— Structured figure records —
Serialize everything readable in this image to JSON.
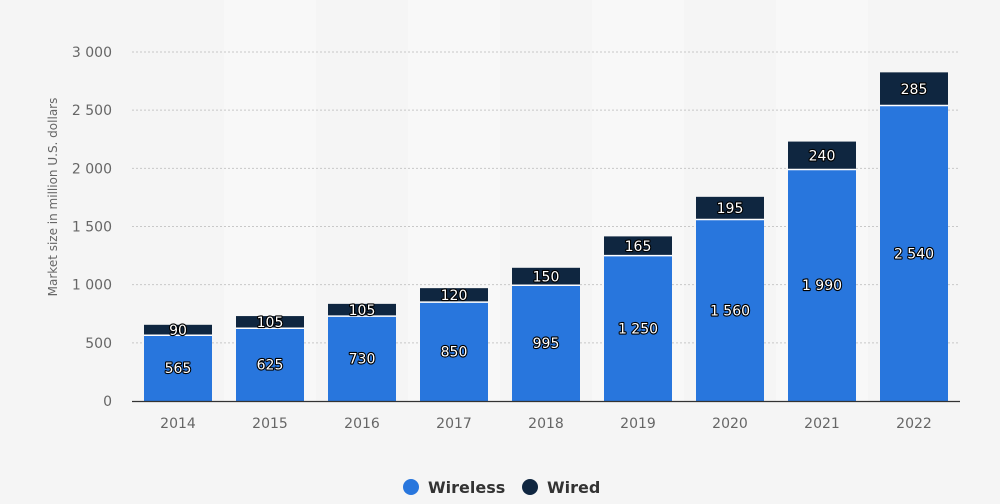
{
  "chart_data": {
    "type": "bar",
    "stacked": true,
    "categories": [
      "2014",
      "2015",
      "2016",
      "2017",
      "2018",
      "2019",
      "2020",
      "2021",
      "2022"
    ],
    "series": [
      {
        "name": "Wireless",
        "color": "#2876dd",
        "values": [
          565,
          625,
          730,
          850,
          995,
          1250,
          1560,
          1990,
          2540
        ]
      },
      {
        "name": "Wired",
        "color": "#0f2640",
        "values": [
          90,
          105,
          105,
          120,
          150,
          165,
          195,
          240,
          285
        ]
      }
    ],
    "value_labels": [
      [
        "565",
        "625",
        "730",
        "850",
        "995",
        "1 250",
        "1 560",
        "1 990",
        "2 540"
      ],
      [
        "90",
        "105",
        "105",
        "120",
        "150",
        "165",
        "195",
        "240",
        "285"
      ]
    ],
    "ylabel": "Market size in million U.S. dollars",
    "xlabel": "",
    "ylim": [
      0,
      3000
    ],
    "yticks": [
      0,
      500,
      1000,
      1500,
      2000,
      2500,
      3000
    ],
    "ytick_labels": [
      "0",
      "500",
      "1 000",
      "1 500",
      "2 000",
      "2 500",
      "3 000"
    ],
    "grid": true,
    "legend_position": "bottom-center"
  }
}
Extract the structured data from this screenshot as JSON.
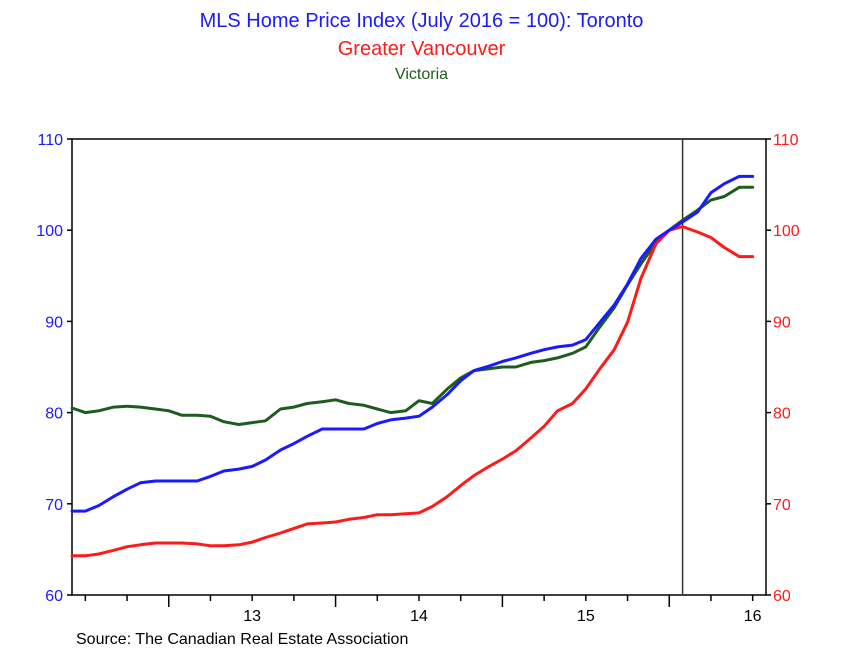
{
  "chart_data": {
    "type": "line",
    "title": {
      "line1": "MLS Home Price Index (July 2016 = 100): Toronto",
      "line2": "Greater Vancouver",
      "line3": "Victoria"
    },
    "source": "Source:  The Canadian Real Estate Association",
    "colors": {
      "toronto": "#1a1aff",
      "vancouver": "#ff1a1a",
      "victoria": "#1e5c1e",
      "axis": "#000000"
    },
    "x_ticks": [
      "13",
      "14",
      "15",
      "16"
    ],
    "left_axis": {
      "ylim": [
        60,
        110
      ],
      "ticks": [
        "60",
        "70",
        "80",
        "90",
        "100",
        "110"
      ]
    },
    "right_axis": {
      "ylim": [
        60,
        110
      ],
      "ticks": [
        "60",
        "70",
        "80",
        "90",
        "100",
        "110"
      ]
    },
    "xlim": [
      2012.42,
      2016.58
    ],
    "reference_line_x": 2016.08,
    "x": [
      2012.42,
      2012.5,
      2012.58,
      2012.67,
      2012.75,
      2012.83,
      2012.92,
      2013.0,
      2013.08,
      2013.17,
      2013.25,
      2013.33,
      2013.42,
      2013.5,
      2013.58,
      2013.67,
      2013.75,
      2013.83,
      2013.92,
      2014.0,
      2014.08,
      2014.17,
      2014.25,
      2014.33,
      2014.42,
      2014.5,
      2014.58,
      2014.67,
      2014.75,
      2014.83,
      2014.92,
      2015.0,
      2015.08,
      2015.17,
      2015.25,
      2015.33,
      2015.42,
      2015.5,
      2015.58,
      2015.67,
      2015.75,
      2015.83,
      2015.92,
      2016.0,
      2016.08,
      2016.17,
      2016.25,
      2016.33,
      2016.42,
      2016.5
    ],
    "series": [
      {
        "name": "Toronto",
        "color": "#1a1aff",
        "values": [
          69.2,
          69.2,
          69.8,
          70.8,
          71.6,
          72.3,
          72.5,
          72.5,
          72.5,
          72.5,
          73.0,
          73.6,
          73.8,
          74.1,
          74.8,
          75.9,
          76.6,
          77.4,
          78.2,
          78.2,
          78.2,
          78.2,
          78.8,
          79.2,
          79.4,
          79.6,
          80.6,
          82.0,
          83.5,
          84.6,
          85.1,
          85.6,
          86.0,
          86.5,
          86.9,
          87.2,
          87.4,
          88.0,
          89.8,
          91.8,
          94.1,
          96.9,
          99.0,
          100.0,
          100.9,
          102.0,
          104.1,
          105.1,
          105.9,
          105.9
        ]
      },
      {
        "name": "Greater Vancouver",
        "color": "#ff1a1a",
        "values": [
          64.3,
          64.3,
          64.5,
          64.9,
          65.3,
          65.5,
          65.7,
          65.7,
          65.7,
          65.6,
          65.4,
          65.4,
          65.5,
          65.8,
          66.3,
          66.8,
          67.3,
          67.8,
          67.9,
          68.0,
          68.3,
          68.5,
          68.8,
          68.8,
          68.9,
          69.0,
          69.7,
          70.8,
          72.0,
          73.1,
          74.1,
          74.9,
          75.8,
          77.2,
          78.5,
          80.2,
          81.0,
          82.6,
          84.7,
          86.9,
          89.9,
          94.7,
          98.5,
          100.0,
          100.4,
          99.8,
          99.2,
          98.1,
          97.1,
          97.1
        ]
      },
      {
        "name": "Victoria",
        "color": "#1e5c1e",
        "values": [
          80.5,
          80.0,
          80.2,
          80.6,
          80.7,
          80.6,
          80.4,
          80.2,
          79.7,
          79.7,
          79.6,
          79.0,
          78.7,
          78.9,
          79.1,
          80.4,
          80.6,
          81.0,
          81.2,
          81.4,
          81.0,
          80.8,
          80.4,
          80.0,
          80.2,
          81.3,
          81.0,
          82.6,
          83.8,
          84.6,
          84.8,
          85.0,
          85.0,
          85.5,
          85.7,
          86.0,
          86.5,
          87.2,
          89.3,
          91.5,
          94.0,
          96.3,
          98.6,
          100.0,
          101.1,
          102.2,
          103.3,
          103.7,
          104.7,
          104.7
        ]
      }
    ]
  }
}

— Given task —
Transcribe the full listing character for character. Pictures are excluded.

— Answer to this task —
Serialize everything readable in this image to JSON.
{
  "chart_data": {
    "type": "bar",
    "stacked": true,
    "categories": [
      "2014",
      "2015",
      "2016",
      "2017",
      "2018",
      "2019",
      "2020",
      "2021",
      "2022"
    ],
    "series": [
      {
        "name": "Wireless",
        "color": "#2876dd",
        "values": [
          565,
          625,
          730,
          850,
          995,
          1250,
          1560,
          1990,
          2540
        ]
      },
      {
        "name": "Wired",
        "color": "#0f2640",
        "values": [
          90,
          105,
          105,
          120,
          150,
          165,
          195,
          240,
          285
        ]
      }
    ],
    "value_labels": [
      [
        "565",
        "625",
        "730",
        "850",
        "995",
        "1 250",
        "1 560",
        "1 990",
        "2 540"
      ],
      [
        "90",
        "105",
        "105",
        "120",
        "150",
        "165",
        "195",
        "240",
        "285"
      ]
    ],
    "ylabel": "Market size in million U.S. dollars",
    "xlabel": "",
    "ylim": [
      0,
      3000
    ],
    "yticks": [
      0,
      500,
      1000,
      1500,
      2000,
      2500,
      3000
    ],
    "ytick_labels": [
      "0",
      "500",
      "1 000",
      "1 500",
      "2 000",
      "2 500",
      "3 000"
    ],
    "grid": true,
    "legend_position": "bottom-center"
  }
}
Extract the structured data from this screenshot as JSON.
{
  "chart_data": {
    "type": "line",
    "title": {
      "line1": "MLS Home Price Index (July 2016 = 100): Toronto",
      "line2": "Greater Vancouver",
      "line3": "Victoria"
    },
    "source": "Source:  The Canadian Real Estate Association",
    "colors": {
      "toronto": "#1a1aff",
      "vancouver": "#ff1a1a",
      "victoria": "#1e5c1e",
      "axis": "#000000"
    },
    "x_ticks": [
      "13",
      "14",
      "15",
      "16"
    ],
    "left_axis": {
      "ylim": [
        60,
        110
      ],
      "ticks": [
        "60",
        "70",
        "80",
        "90",
        "100",
        "110"
      ]
    },
    "right_axis": {
      "ylim": [
        60,
        110
      ],
      "ticks": [
        "60",
        "70",
        "80",
        "90",
        "100",
        "110"
      ]
    },
    "xlim": [
      2012.42,
      2016.58
    ],
    "reference_line_x": 2016.08,
    "x": [
      2012.42,
      2012.5,
      2012.58,
      2012.67,
      2012.75,
      2012.83,
      2012.92,
      2013.0,
      2013.08,
      2013.17,
      2013.25,
      2013.33,
      2013.42,
      2013.5,
      2013.58,
      2013.67,
      2013.75,
      2013.83,
      2013.92,
      2014.0,
      2014.08,
      2014.17,
      2014.25,
      2014.33,
      2014.42,
      2014.5,
      2014.58,
      2014.67,
      2014.75,
      2014.83,
      2014.92,
      2015.0,
      2015.08,
      2015.17,
      2015.25,
      2015.33,
      2015.42,
      2015.5,
      2015.58,
      2015.67,
      2015.75,
      2015.83,
      2015.92,
      2016.0,
      2016.08,
      2016.17,
      2016.25,
      2016.33,
      2016.42,
      2016.5
    ],
    "series": [
      {
        "name": "Toronto",
        "color": "#1a1aff",
        "values": [
          69.2,
          69.2,
          69.8,
          70.8,
          71.6,
          72.3,
          72.5,
          72.5,
          72.5,
          72.5,
          73.0,
          73.6,
          73.8,
          74.1,
          74.8,
          75.9,
          76.6,
          77.4,
          78.2,
          78.2,
          78.2,
          78.2,
          78.8,
          79.2,
          79.4,
          79.6,
          80.6,
          82.0,
          83.5,
          84.6,
          85.1,
          85.6,
          86.0,
          86.5,
          86.9,
          87.2,
          87.4,
          88.0,
          89.8,
          91.8,
          94.1,
          96.9,
          99.0,
          100.0,
          100.9,
          102.0,
          104.1,
          105.1,
          105.9,
          105.9
        ]
      },
      {
        "name": "Greater Vancouver",
        "color": "#ff1a1a",
        "values": [
          64.3,
          64.3,
          64.5,
          64.9,
          65.3,
          65.5,
          65.7,
          65.7,
          65.7,
          65.6,
          65.4,
          65.4,
          65.5,
          65.8,
          66.3,
          66.8,
          67.3,
          67.8,
          67.9,
          68.0,
          68.3,
          68.5,
          68.8,
          68.8,
          68.9,
          69.0,
          69.7,
          70.8,
          72.0,
          73.1,
          74.1,
          74.9,
          75.8,
          77.2,
          78.5,
          80.2,
          81.0,
          82.6,
          84.7,
          86.9,
          89.9,
          94.7,
          98.5,
          100.0,
          100.4,
          99.8,
          99.2,
          98.1,
          97.1,
          97.1
        ]
      },
      {
        "name": "Victoria",
        "color": "#1e5c1e",
        "values": [
          80.5,
          80.0,
          80.2,
          80.6,
          80.7,
          80.6,
          80.4,
          80.2,
          79.7,
          79.7,
          79.6,
          79.0,
          78.7,
          78.9,
          79.1,
          80.4,
          80.6,
          81.0,
          81.2,
          81.4,
          81.0,
          80.8,
          80.4,
          80.0,
          80.2,
          81.3,
          81.0,
          82.6,
          83.8,
          84.6,
          84.8,
          85.0,
          85.0,
          85.5,
          85.7,
          86.0,
          86.5,
          87.2,
          89.3,
          91.5,
          94.0,
          96.3,
          98.6,
          100.0,
          101.1,
          102.2,
          103.3,
          103.7,
          104.7,
          104.7
        ]
      }
    ]
  }
}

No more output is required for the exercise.